## [Excerpted text]

Jump to page: 1 2
Thread overview
understanding string suffixes
Aug 13, 2005
Manfred Nowak
Aug 13, 2005
Derek Parnell
Aug 14, 2005
Manfred Nowak
Aug 14, 2005
Derek Parnell
Aug 14, 2005
Manfred Nowak
Aug 14, 2005
Derek Parnell
Aug 14, 2005
Manfred Nowak
Aug 14, 2005
Manfred Nowak
Aug 14, 2005
Derek Parnell
Aug 14, 2005
Ben Hinkle
Aug 14, 2005
xs0
Aug 14, 2005
Manfred Nowak
August 13, 2005
What are the default suffixes depending on the bom of the source?

What is the meaning of a c-suffix in an utf32 source?

-manfred
August 13, 2005
On Sat, 13 Aug 2005 07:20:01 +0000 (UTC), Manfred Nowak wrote:

> What are the default suffixes depending on the bom of the source?
> 
> What is the meaning of a c-suffix in an utf32 source?

I don't believe that the string literal suffixes are effected in any way by the source code encoding scheme.

I think that "qwerty"c  is formed as a UTF8 string in RAM by the compiler regardless of UTF encoding of the source.

-- 
Derek Parnell
Melbourne, Australia
13/08/2005 11:26:11 PM
August 14, 2005
Derek Parnell <derek@psych.ward> wrote:

>> What are the default suffixes depending on the bom of the source?
>> 
>> What is the meaning of a c-suffix in an utf32 source?
> 
> I don't believe that the string literal suffixes are effected in any way by the source code encoding scheme.

True, true. I never thaught that the meaning of a supplied suffix may change depending on the source code encoding scheme. But the specs state:

| The optional Postfix character gives a specific type to the
| string, rather than it being inferred from the context. This is
| useful when the type cannot be unambiguously inferred, such as
| when overloading based on string type.

But when is the type of a string ambiguous? The BOM, either missing or existing, supplies always a context for every string in the source:

  missing BOM    c
  UTF8-BOM       ? (probably c)
  UTF16-BOM      w
  UTF32-BOM      d


Therefore a string literal s in an UTF32-source is aequivalent to the same string literal followed by the d-suffix: sd.

I have done some tests and found, that a valid UTF32-code in a string literal suffixed with w throws an error, because it is not a legal UTF16-code. Therefore at least the w-suffix denotes not only type but also a check of the semantically correctness of the content of the string literal.

## [Entries provided]
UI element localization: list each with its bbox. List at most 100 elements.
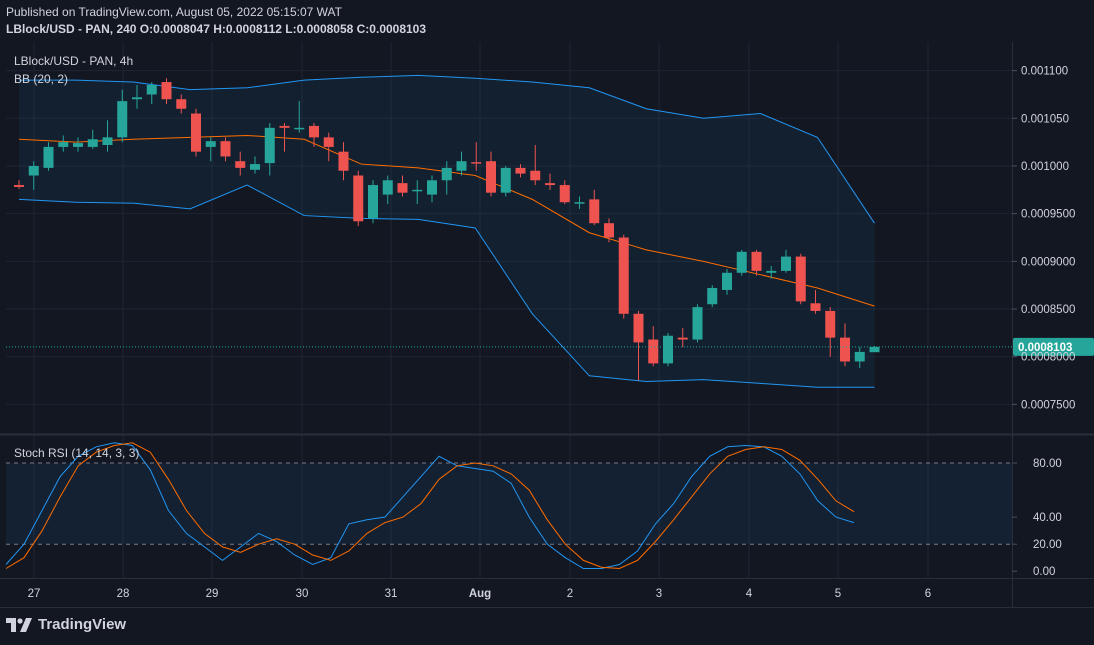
...
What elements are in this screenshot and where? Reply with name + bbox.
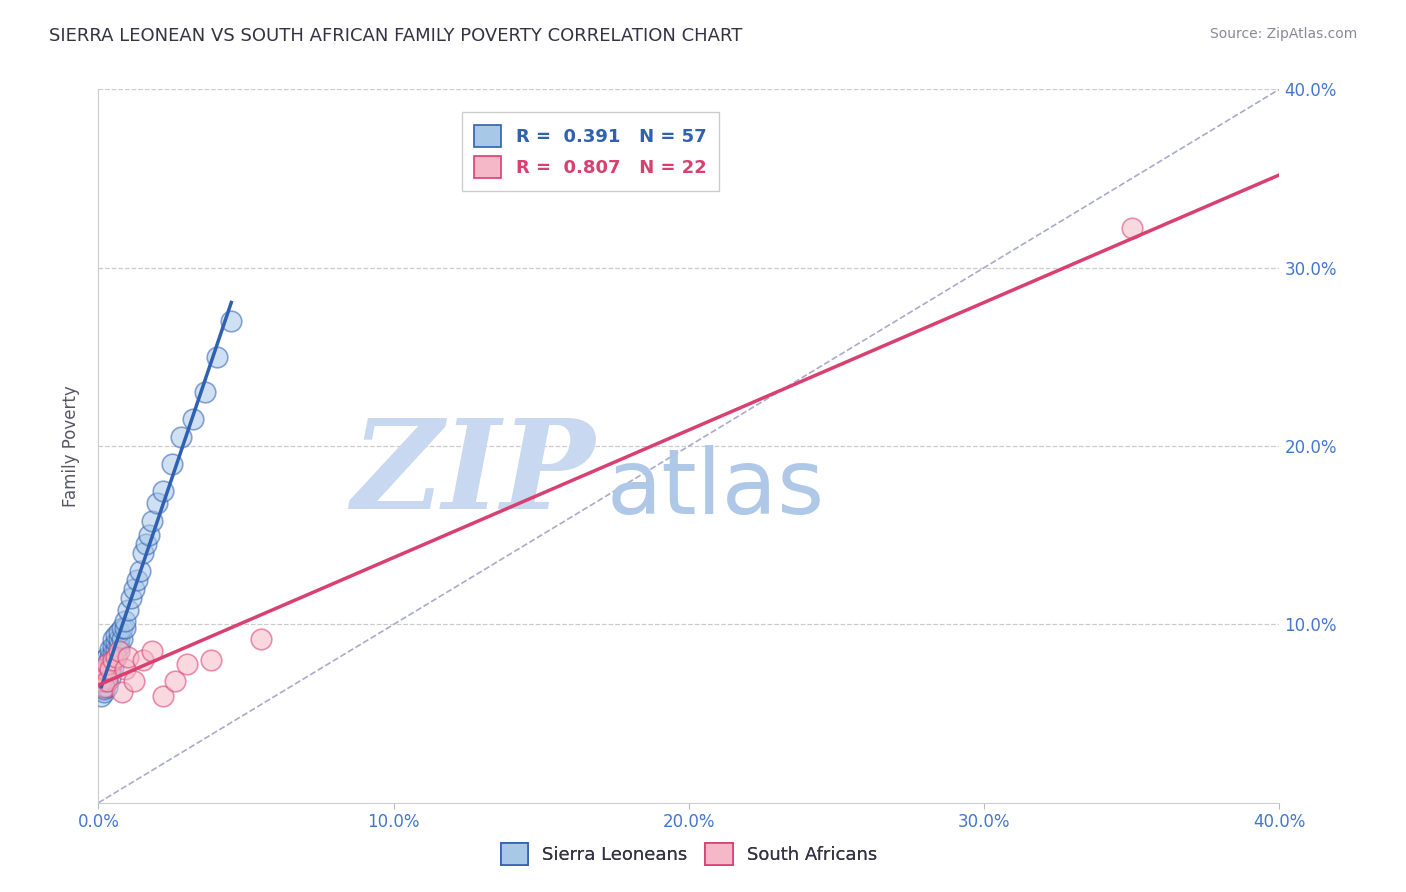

## [Exercise task 1]
In the string suffix thread, list each source encoding case in the BOM table with the suffix paired with it.
## [Exercise task 2]
Quote the string suffix thread starting at "But when is" and ending at "the string literal.".
The records have no connection to the string suffix thread.

## [Complete output 1]
missing BOM: c
UTF8-BOM: ? (probably c)
UTF16-BOM: w
UTF32-BOM: d

## [Complete output 2]
But when is the type of a string ambiguous? The BOM, either missing or existing, supplies always a context for every string in the source:

  missing BOM    c
  UTF8-BOM       ? (probably c)
  UTF16-BOM      w
  UTF32-BOM      d


Therefore a string literal s in an UTF32-source is aequivalent to the same string literal followed by the d-suffix: sd.

I have done some tests and found, that a valid UTF32-code in a string literal suffixed with w throws an error, because it is not a legal UTF16-code. Therefore at least the w-suffix denotes not only type but also a check of the semantically correctness of the content of the string literal.